Word for word, restate every line of the material.

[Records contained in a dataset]
□ □ □ □ □

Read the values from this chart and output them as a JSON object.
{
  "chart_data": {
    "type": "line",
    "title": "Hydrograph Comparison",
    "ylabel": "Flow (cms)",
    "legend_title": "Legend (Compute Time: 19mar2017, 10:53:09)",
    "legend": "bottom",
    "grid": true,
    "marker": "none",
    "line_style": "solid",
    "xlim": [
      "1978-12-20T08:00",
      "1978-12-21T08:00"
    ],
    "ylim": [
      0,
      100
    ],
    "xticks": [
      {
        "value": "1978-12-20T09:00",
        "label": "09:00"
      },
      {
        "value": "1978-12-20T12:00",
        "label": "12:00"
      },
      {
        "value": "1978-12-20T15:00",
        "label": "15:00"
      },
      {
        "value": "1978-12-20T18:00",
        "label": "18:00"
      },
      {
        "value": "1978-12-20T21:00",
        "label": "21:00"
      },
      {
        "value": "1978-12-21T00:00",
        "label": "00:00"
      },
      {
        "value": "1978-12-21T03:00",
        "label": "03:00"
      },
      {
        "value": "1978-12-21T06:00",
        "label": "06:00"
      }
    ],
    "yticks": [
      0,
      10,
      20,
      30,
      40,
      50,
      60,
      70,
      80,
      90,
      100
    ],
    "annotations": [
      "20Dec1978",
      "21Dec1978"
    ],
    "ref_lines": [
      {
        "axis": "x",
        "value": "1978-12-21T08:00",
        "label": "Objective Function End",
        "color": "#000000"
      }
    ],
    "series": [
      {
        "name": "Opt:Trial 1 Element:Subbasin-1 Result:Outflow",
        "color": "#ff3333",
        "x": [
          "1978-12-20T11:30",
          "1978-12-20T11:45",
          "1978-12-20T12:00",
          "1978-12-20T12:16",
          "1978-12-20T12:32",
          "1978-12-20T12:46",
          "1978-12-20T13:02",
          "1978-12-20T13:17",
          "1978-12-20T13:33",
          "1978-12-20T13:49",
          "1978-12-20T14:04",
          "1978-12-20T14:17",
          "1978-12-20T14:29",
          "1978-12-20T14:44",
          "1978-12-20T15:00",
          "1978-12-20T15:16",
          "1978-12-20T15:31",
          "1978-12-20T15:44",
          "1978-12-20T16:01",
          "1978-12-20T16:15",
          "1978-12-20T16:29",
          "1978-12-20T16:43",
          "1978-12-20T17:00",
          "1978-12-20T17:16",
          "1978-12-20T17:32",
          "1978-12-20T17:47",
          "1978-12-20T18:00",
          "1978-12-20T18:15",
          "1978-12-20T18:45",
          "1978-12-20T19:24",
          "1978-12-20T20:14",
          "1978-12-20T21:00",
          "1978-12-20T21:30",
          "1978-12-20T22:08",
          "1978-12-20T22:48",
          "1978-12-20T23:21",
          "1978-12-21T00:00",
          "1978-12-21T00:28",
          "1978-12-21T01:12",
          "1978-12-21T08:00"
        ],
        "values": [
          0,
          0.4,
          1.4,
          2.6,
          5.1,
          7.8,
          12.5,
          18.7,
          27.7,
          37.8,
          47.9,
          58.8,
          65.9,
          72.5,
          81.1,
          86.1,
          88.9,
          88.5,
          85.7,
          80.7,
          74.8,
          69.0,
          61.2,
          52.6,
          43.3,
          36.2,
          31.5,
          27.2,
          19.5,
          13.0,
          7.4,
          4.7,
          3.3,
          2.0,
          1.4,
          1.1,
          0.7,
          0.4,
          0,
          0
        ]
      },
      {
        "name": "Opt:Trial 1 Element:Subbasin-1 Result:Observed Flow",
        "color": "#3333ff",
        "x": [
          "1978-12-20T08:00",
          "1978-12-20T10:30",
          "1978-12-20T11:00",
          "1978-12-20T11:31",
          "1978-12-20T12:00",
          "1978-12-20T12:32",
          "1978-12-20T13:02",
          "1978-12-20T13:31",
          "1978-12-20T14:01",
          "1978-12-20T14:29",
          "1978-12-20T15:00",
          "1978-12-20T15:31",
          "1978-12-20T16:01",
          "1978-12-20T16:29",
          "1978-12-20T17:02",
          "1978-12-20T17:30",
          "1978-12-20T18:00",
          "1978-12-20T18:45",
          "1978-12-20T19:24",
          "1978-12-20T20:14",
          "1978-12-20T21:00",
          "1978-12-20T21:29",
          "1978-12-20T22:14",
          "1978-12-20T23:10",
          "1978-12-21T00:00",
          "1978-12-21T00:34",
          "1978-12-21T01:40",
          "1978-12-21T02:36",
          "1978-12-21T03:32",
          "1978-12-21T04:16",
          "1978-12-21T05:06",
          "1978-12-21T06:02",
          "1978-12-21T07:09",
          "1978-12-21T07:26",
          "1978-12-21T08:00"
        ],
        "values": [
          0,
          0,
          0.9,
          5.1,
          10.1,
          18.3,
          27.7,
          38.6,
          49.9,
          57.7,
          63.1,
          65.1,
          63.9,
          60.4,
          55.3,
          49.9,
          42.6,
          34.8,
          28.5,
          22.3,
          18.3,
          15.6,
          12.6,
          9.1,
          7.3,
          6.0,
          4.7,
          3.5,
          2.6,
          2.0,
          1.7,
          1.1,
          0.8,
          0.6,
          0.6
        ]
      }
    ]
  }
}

□ □ □ □ □

■ **RESULT OF THE EXERCISE**:
Read the values from this chart and output them as a JSON object.
{
  "chart_data": {
    "type": "line",
    "title": "Hydrograph Comparison",
    "ylabel": "Flow (cms)",
    "legend_title": "Legend (Compute Time: 19mar2017, 10:53:09)",
    "legend": "bottom",
    "grid": true,
    "marker": "none",
    "line_style": "solid",
    "xlim": [
      "1978-12-20T08:00",
      "1978-12-21T08:00"
    ],
    "ylim": [
      0,
      100
    ],
    "xticks": [
      {
        "value": "1978-12-20T09:00",
        "label": "09:00"
      },
      {
        "value": "1978-12-20T12:00",
        "label": "12:00"
      },
      {
        "value": "1978-12-20T15:00",
        "label": "15:00"
      },
      {
        "value": "1978-12-20T18:00",
        "label": "18:00"
      },
      {
        "value": "1978-12-20T21:00",
        "label": "21:00"
      },
      {
        "value": "1978-12-21T00:00",
        "label": "00:00"
      },
      {
        "value": "1978-12-21T03:00",
        "label": "03:00"
      },
      {
        "value": "1978-12-21T06:00",
        "label": "06:00"
      }
    ],
    "yticks": [
      0,
      10,
      20,
      30,
      40,
      50,
      60,
      70,
      80,
      90,
      100
    ],
    "annotations": [
      "20Dec1978",
      "21Dec1978"
    ],
    "ref_lines": [
      {
        "axis": "x",
        "value": "1978-12-21T08:00",
        "label": "Objective Function End",
        "color": "#000000"
      }
    ],
    "series": [
      {
        "name": "Opt:Trial 1 Element:Subbasin-1 Result:Outflow",
        "color": "#ff3333",
        "x": [
          "1978-12-20T11:30",
          "1978-12-20T11:45",
          "1978-12-20T12:00",
          "1978-12-20T12:16",
          "1978-12-20T12:32",
          "1978-12-20T12:46",
          "1978-12-20T13:02",
          "1978-12-20T13:17",
          "1978-12-20T13:33",
          "1978-12-20T13:49",
          "1978-12-20T14:04",
          "1978-12-20T14:17",
          "1978-12-20T14:29",
          "1978-12-20T14:44",
          "1978-12-20T15:00",
          "1978-12-20T15:16",
          "1978-12-20T15:31",
          "1978-12-20T15:44",
          "1978-12-20T16:01",
          "1978-12-20T16:15",
          "1978-12-20T16:29",
          "1978-12-20T16:43",
          "1978-12-20T17:00",
          "1978-12-20T17:16",
          "1978-12-20T17:32",
          "1978-12-20T17:47",
          "1978-12-20T18:00",
          "1978-12-20T18:15",
          "1978-12-20T18:45",
          "1978-12-20T19:24",
          "1978-12-20T20:14",
          "1978-12-20T21:00",
          "1978-12-20T21:30",
          "1978-12-20T22:08",
          "1978-12-20T22:48",
          "1978-12-20T23:21",
          "1978-12-21T00:00",
          "1978-12-21T00:28",
          "1978-12-21T01:12",
          "1978-12-21T08:00"
        ],
        "values": [
          0,
          0.4,
          1.4,
          2.6,
          5.1,
          7.8,
          12.5,
          18.7,
          27.7,
          37.8,
          47.9,
          58.8,
          65.9,
          72.5,
          81.1,
          86.1,
          88.9,
          88.5,
          85.7,
          80.7,
          74.8,
          69.0,
          61.2,
          52.6,
          43.3,
          36.2,
          31.5,
          27.2,
          19.5,
          13.0,
          7.4,
          4.7,
          3.3,
          2.0,
          1.4,
          1.1,
          0.7,
          0.4,
          0,
          0
        ]
      },
      {
        "name": "Opt:Trial 1 Element:Subbasin-1 Result:Observed Flow",
        "color": "#3333ff",
        "x": [
          "1978-12-20T08:00",
          "1978-12-20T10:30",
          "1978-12-20T11:00",
          "1978-12-20T11:31",
          "1978-12-20T12:00",
          "1978-12-20T12:32",
          "1978-12-20T13:02",
          "1978-12-20T13:31",
          "1978-12-20T14:01",
          "1978-12-20T14:29",
          "1978-12-20T15:00",
          "1978-12-20T15:31",
          "1978-12-20T16:01",
          "1978-12-20T16:29",
          "1978-12-20T17:02",
          "1978-12-20T17:30",
          "1978-12-20T18:00",
          "1978-12-20T18:45",
          "1978-12-20T19:24",
          "1978-12-20T20:14",
          "1978-12-20T21:00",
          "1978-12-20T21:29",
          "1978-12-20T22:14",
          "1978-12-20T23:10",
          "1978-12-21T00:00",
          "1978-12-21T00:34",
          "1978-12-21T01:40",
          "1978-12-21T02:36",
          "1978-12-21T03:32",
          "1978-12-21T04:16",
          "1978-12-21T05:06",
          "1978-12-21T06:02",
          "1978-12-21T07:09",
          "1978-12-21T07:26",
          "1978-12-21T08:00"
        ],
        "values": [
          0,
          0,
          0.9,
          5.1,
          10.1,
          18.3,
          27.7,
          38.6,
          49.9,
          57.7,
          63.1,
          65.1,
          63.9,
          60.4,
          55.3,
          49.9,
          42.6,
          34.8,
          28.5,
          22.3,
          18.3,
          15.6,
          12.6,
          9.1,
          7.3,
          6.0,
          4.7,
          3.5,
          2.6,
          2.0,
          1.7,
          1.1,
          0.8,
          0.6,
          0.6
        ]
      }
    ]
  }
}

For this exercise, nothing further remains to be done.